» Written task
Copy each line of the data below with the word "acquisition".

» Raw records
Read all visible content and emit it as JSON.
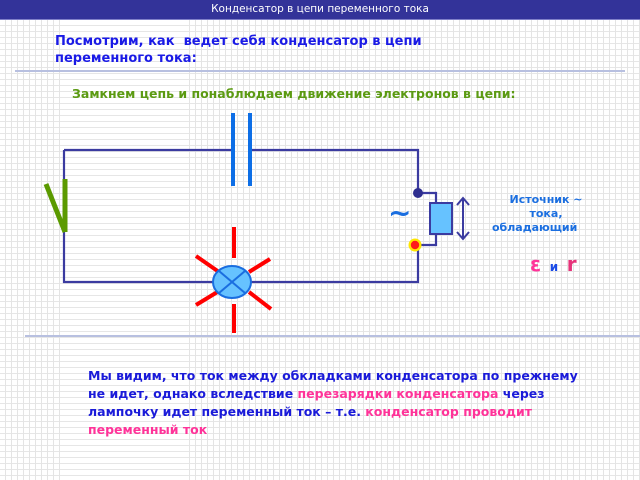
{
  "title_bar": {
    "title": "Конденсатор в цепи переменного тока"
  },
  "heading": {
    "line1": "Посмотрим, как  ведет себя конденсатор в цепи",
    "line2": "переменного тока:"
  },
  "subheading": "Замкнем цепь и понаблюдаем движение электронов в цепи:",
  "source": {
    "line1": "Источник ~",
    "line2": "тока,",
    "line3": "обладающий",
    "emf_symbol": "ε",
    "and_text": "и",
    "resistance_symbol": "r",
    "ac_symbol": "~"
  },
  "conclusion": {
    "part1": " Мы видим, что ток между обкладками конденсатора по прежнему не идет, однако вследствие ",
    "highlight1": "перезарядки конденсатора",
    "part2": " через лампочку идет переменный ток – т.е. ",
    "highlight2": "конденсатор проводит переменный ток"
  },
  "colors": {
    "title_bar_bg": "#333399",
    "heading": "#1a1ae6",
    "subheading": "#5b9a12",
    "wire": "#3b3ba0",
    "capacitor": "#0d6ee6",
    "lamp_fill": "#66c2ff",
    "lamp_rays": "#ff0000",
    "switch": "#5b9a00",
    "highlight": "#ff3399"
  },
  "icons": {
    "capacitor": "capacitor-symbol",
    "lamp": "lamp-symbol",
    "switch": "switch-symbol",
    "ac_source": "ac-source-symbol",
    "double_arrow": "double-arrow-symbol"
  }
}
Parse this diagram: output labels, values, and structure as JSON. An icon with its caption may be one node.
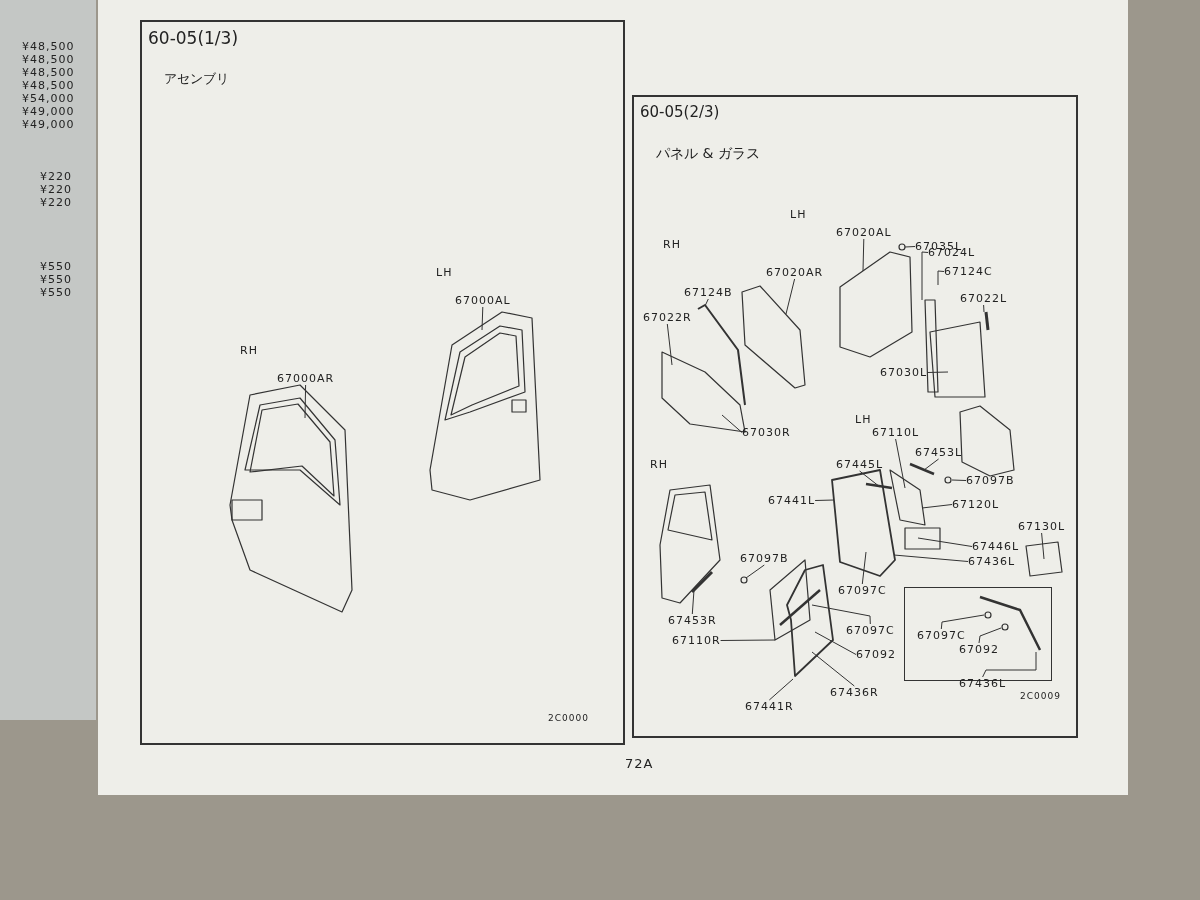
{
  "diagram": {
    "nodes": [
      {
        "text": [
          "60-05(1/3)",
          "アセンブリ"
        ]
      },
      {
        "text": [
          "60-05(2/3)",
          "パネル & ガラス"
        ]
      },
      {
        "text": [
          "67000AR"
        ],
        "in": 0
      },
      {
        "text": [
          "67000AL"
        ],
        "in": 0
      },
      {
        "text": [
          "67020AR"
        ],
        "in": 1
      },
      {
        "text": [
          "67020AL"
        ],
        "in": 1
      },
      {
        "text": [
          "67035L"
        ],
        "in": 1
      },
      {
        "text": [
          "67024L"
        ],
        "in": 1
      },
      {
        "text": [
          "67124C"
        ],
        "in": 1
      },
      {
        "text": [
          "67124B"
        ],
        "in": 1
      },
      {
        "text": [
          "67022R"
        ],
        "in": 1
      },
      {
        "text": [
          "67022L"
        ],
        "in": 1
      },
      {
        "text": [
          "67030L"
        ],
        "in": 1
      },
      {
        "text": [
          "67030R"
        ],
        "in": 1
      },
      {
        "text": [
          "67110L"
        ],
        "in": 1
      },
      {
        "text": [
          "67453L"
        ],
        "in": 1
      },
      {
        "text": [
          "67445L"
        ],
        "in": 1
      },
      {
        "text": [
          "67097B"
        ],
        "in": 1
      },
      {
        "text": [
          "67441L"
        ],
        "in": 1
      },
      {
        "text": [
          "67120L"
        ],
        "in": 1
      },
      {
        "text": [
          "67130L"
        ],
        "in": 1
      },
      {
        "text": [
          "67446L"
        ],
        "in": 1
      },
      {
        "text": [
          "67436L"
        ],
        "in": 1
      },
      {
        "text": [
          "67097C"
        ],
        "in": 1
      },
      {
        "text": [
          "67097B"
        ],
        "in": 1
      },
      {
        "text": [
          "67453R"
        ],
        "in": 1
      },
      {
        "text": [
          "67110R"
        ],
        "in": 1
      },
      {
        "text": [
          "67097C"
        ],
        "in": 1
      },
      {
        "text": [
          "67092"
        ],
        "in": 1
      },
      {
        "text": [
          "67436R"
        ],
        "in": 1
      },
      {
        "text": [
          "67441R"
        ],
        "in": 1
      },
      {
        "text": [],
        "shape": "box",
        "in": 1
      },
      {
        "text": [
          "67097C"
        ],
        "in": 31
      },
      {
        "text": [
          "67092"
        ],
        "in": 31
      },
      {
        "text": [
          "67436L"
        ],
        "in": 31
      }
    ],
    "edges": [
      {
        "from": 2,
        "to": null,
        "arrow": "none"
      },
      {
        "from": 3,
        "to": null,
        "arrow": "none"
      },
      {
        "from": 4,
        "to": null,
        "arrow": "none"
      },
      {
        "from": 5,
        "to": null,
        "arrow": "none"
      },
      {
        "from": 6,
        "to": null,
        "arrow": "none"
      },
      {
        "from": 7,
        "to": null,
        "arrow": "none"
      },
      {
        "from": 8,
        "to": null,
        "arrow": "none"
      },
      {
        "from": 9,
        "to": null,
        "arrow": "none"
      },
      {
        "from": 10,
        "to": null,
        "arrow": "none"
      },
      {
        "from": 11,
        "to": null,
        "arrow": "none"
      },
      {
        "from": 12,
        "to": null,
        "arrow": "none"
      },
      {
        "from": 13,
        "to": null,
        "arrow": "none"
      },
      {
        "from": 14,
        "to": null,
        "arrow": "none"
      },
      {
        "from": 15,
        "to": null,
        "arrow": "none"
      },
      {
        "from": 16,
        "to": null,
        "arrow": "none"
      },
      {
        "from": 17,
        "to": null,
        "arrow": "none"
      },
      {
        "from": 18,
        "to": null,
        "arrow": "none"
      },
      {
        "from": 19,
        "to": null,
        "arrow": "none"
      },
      {
        "from": 20,
        "to": null,
        "arrow": "none"
      },
      {
        "from": 21,
        "to": null,
        "arrow": "none"
      },
      {
        "from": 22,
        "to": null,
        "arrow": "none"
      },
      {
        "from": 23,
        "to": null,
        "arrow": "none"
      },
      {
        "from": 24,
        "to": null,
        "arrow": "none"
      },
      {
        "from": 25,
        "to": null,
        "arrow": "none"
      },
      {
        "from": 26,
        "to": null,
        "arrow": "none"
      },
      {
        "from": 27,
        "to": null,
        "arrow": "none"
      },
      {
        "from": 28,
        "to": null,
        "arrow": "none"
      },
      {
        "from": 29,
        "to": null,
        "arrow": "none"
      },
      {
        "from": 30,
        "to": null,
        "arrow": "none"
      },
      {
        "from": 32,
        "to": null,
        "arrow": "none"
      },
      {
        "from": 33,
        "to": null,
        "arrow": "none"
      },
      {
        "from": 34,
        "to": null,
        "arrow": "none"
      }
    ],
    "labels": [
      "¥48,500",
      "¥48,500",
      "¥48,500",
      "¥48,500",
      "¥54,000",
      "¥49,000",
      "¥49,000",
      "¥220",
      "¥220",
      "¥220",
      "¥550",
      "¥550",
      "¥550",
      "LH",
      "RH",
      "LH",
      "RH",
      "LH",
      "RH",
      "2C0000",
      "2C0009",
      "72A"
    ]
  }
}
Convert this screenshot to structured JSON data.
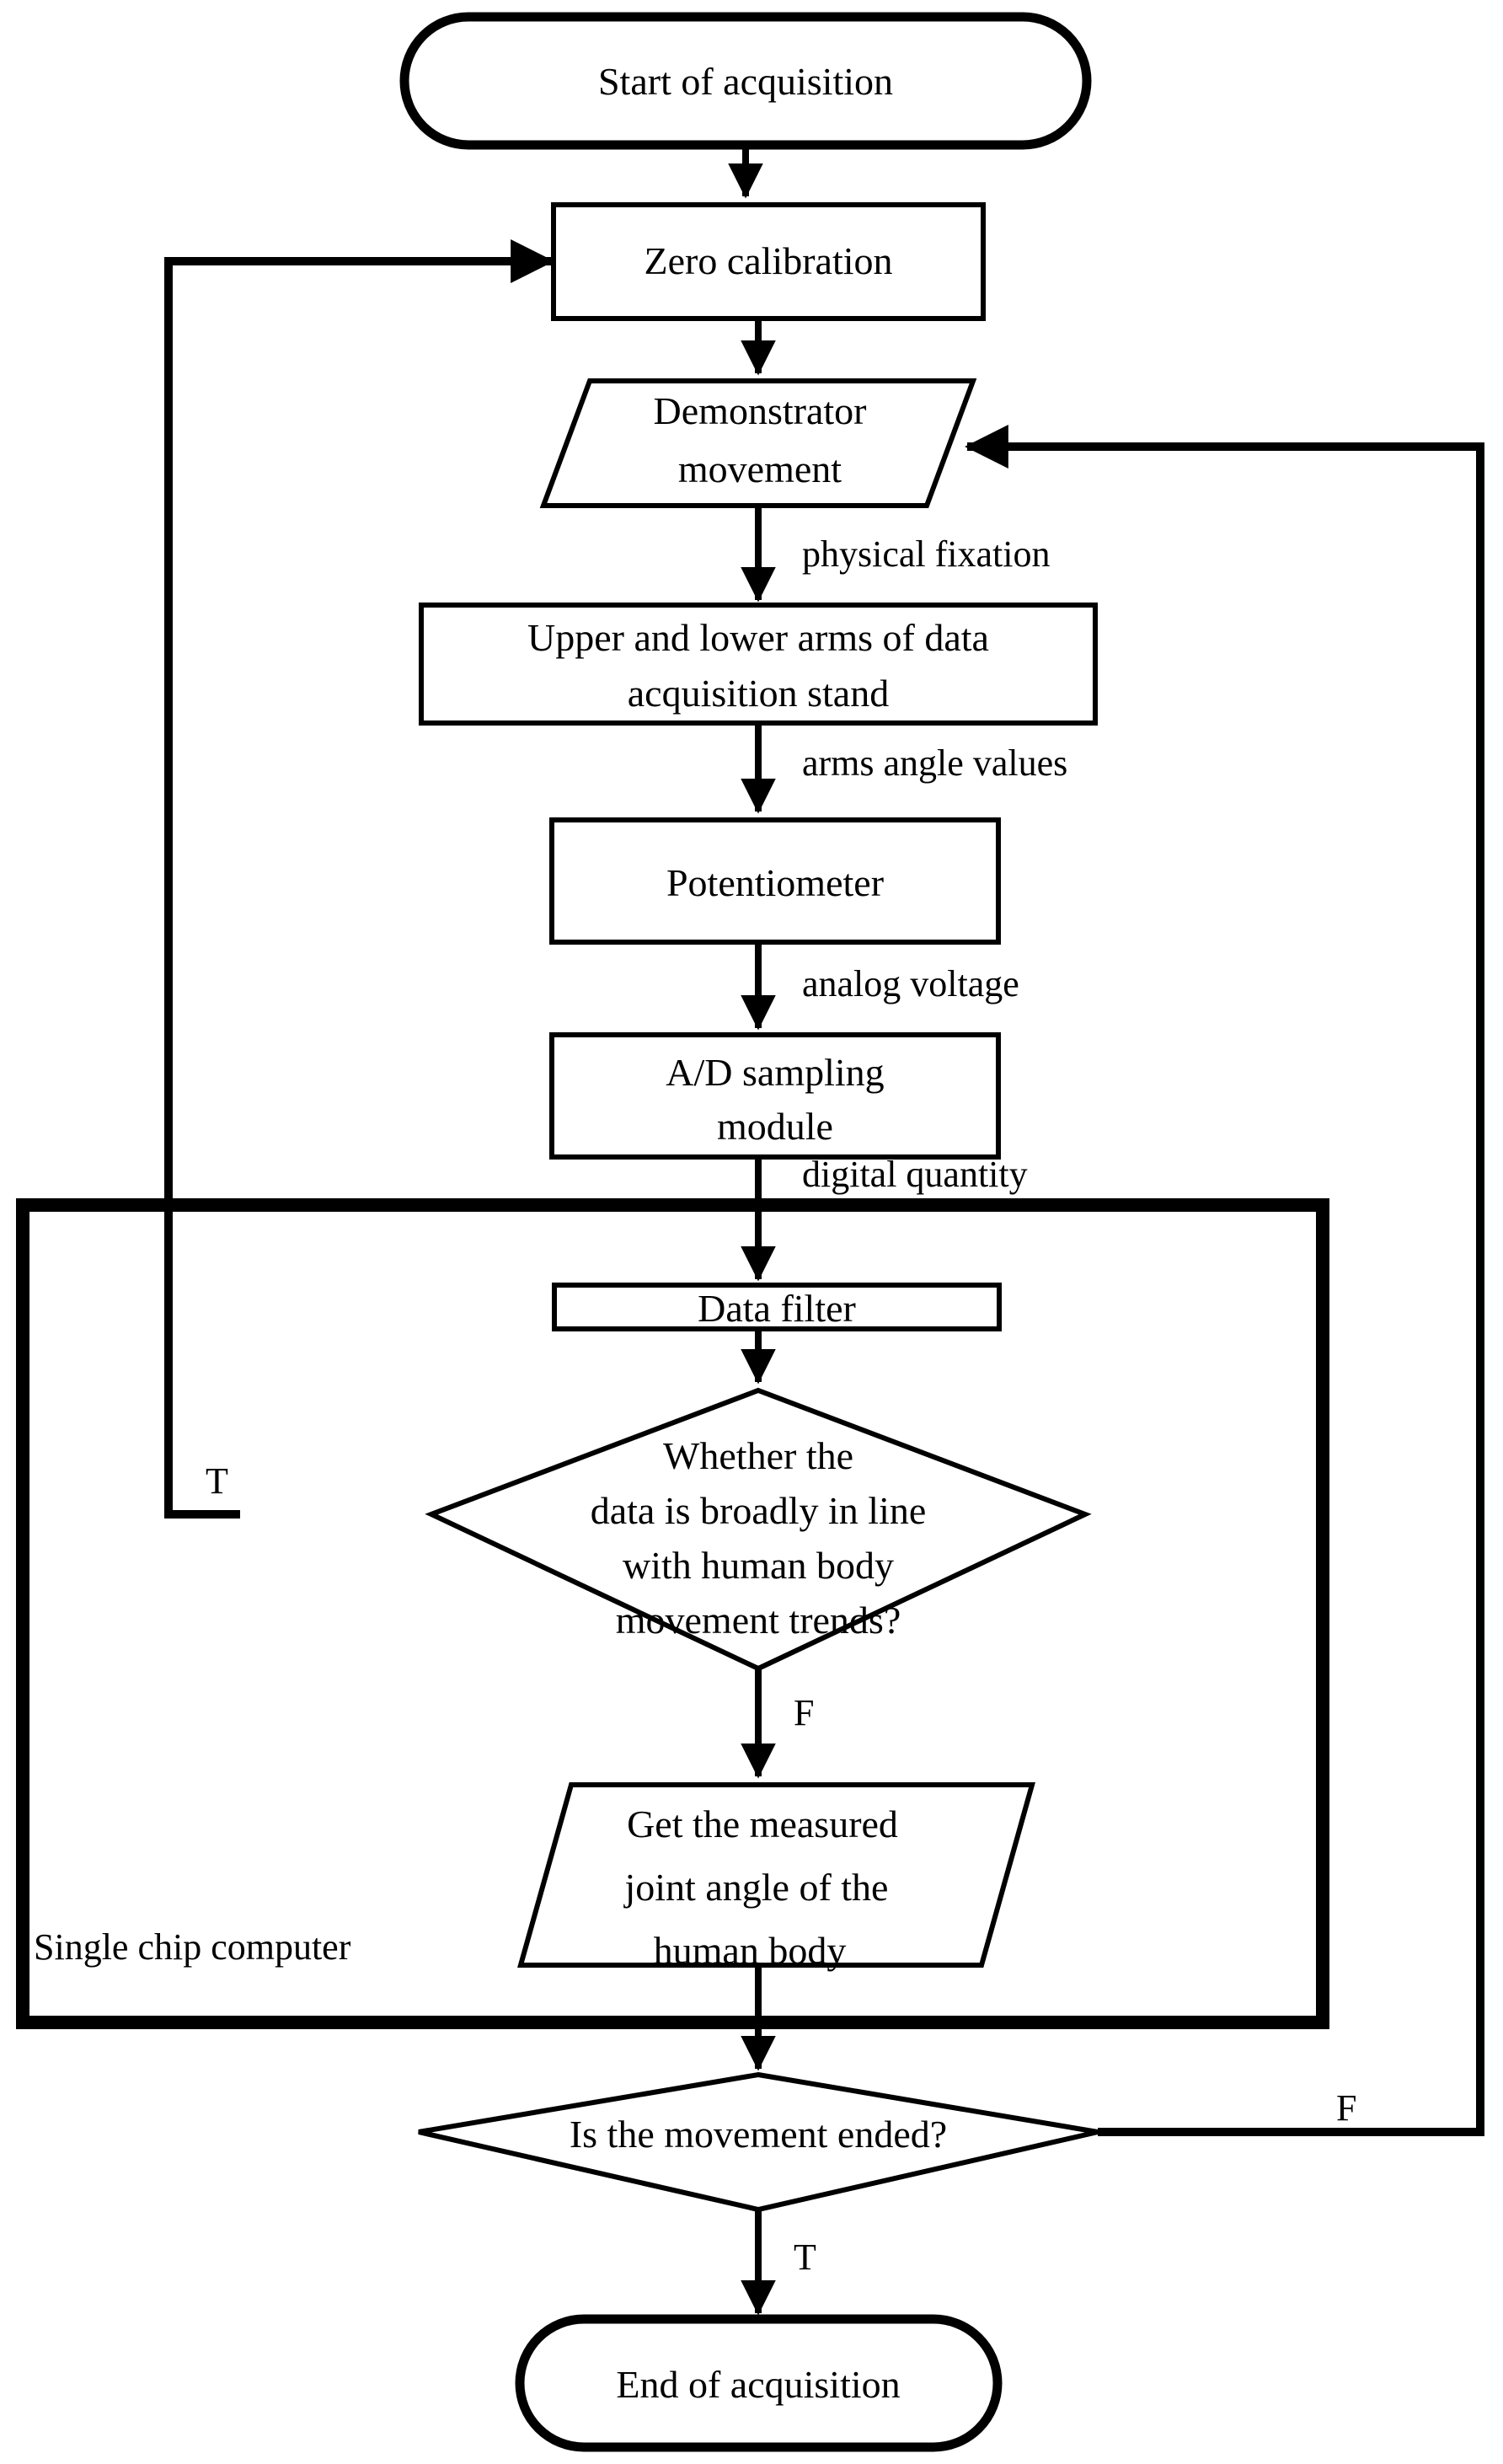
{
  "diagram": {
    "title": "Data acquisition flowchart",
    "colors": {
      "stroke": "#000000",
      "fill": "#ffffff",
      "background": "#ffffff"
    },
    "nodes": {
      "start": {
        "label": "Start of acquisition",
        "shape": "terminator"
      },
      "zero_calibration": {
        "label": "Zero calibration",
        "shape": "process"
      },
      "demonstrator_movement": {
        "label_line1": "Demonstrator",
        "label_line2": "movement",
        "shape": "parallelogram"
      },
      "arms_stand": {
        "label_line1": "Upper and lower arms of data",
        "label_line2": "acquisition stand",
        "shape": "process"
      },
      "potentiometer": {
        "label": "Potentiometer",
        "shape": "process"
      },
      "ad_module": {
        "label_line1": "A/D sampling",
        "label_line2": "module",
        "shape": "process"
      },
      "data_filter": {
        "label": "Data filter",
        "shape": "process"
      },
      "trend_decision": {
        "label_line1": "Whether the",
        "label_line2": "data is broadly in line",
        "label_line3": "with human body",
        "label_line4": "movement trends?",
        "shape": "decision"
      },
      "joint_angle": {
        "label_line1": "Get the measured",
        "label_line2": "joint angle of the",
        "label_line3": "human body",
        "shape": "parallelogram"
      },
      "movement_ended": {
        "label": "Is the movement ended?",
        "shape": "decision"
      },
      "end": {
        "label": "End of acquisition",
        "shape": "terminator"
      }
    },
    "group": {
      "label": "Single chip computer"
    },
    "edge_labels": {
      "physical_fixation": "physical fixation",
      "arms_angle_values": "arms angle values",
      "analog_voltage": "analog voltage",
      "digital_quantity": "digital quantity",
      "trend_true": "T",
      "trend_false": "F",
      "ended_true": "T",
      "ended_false": "F"
    }
  }
}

» Written response
    "title": "Data acquisition flowchart",
        "label": "Start of acquisition",
        "label_line2": "acquisition stand",
        "label": "End of acquisition",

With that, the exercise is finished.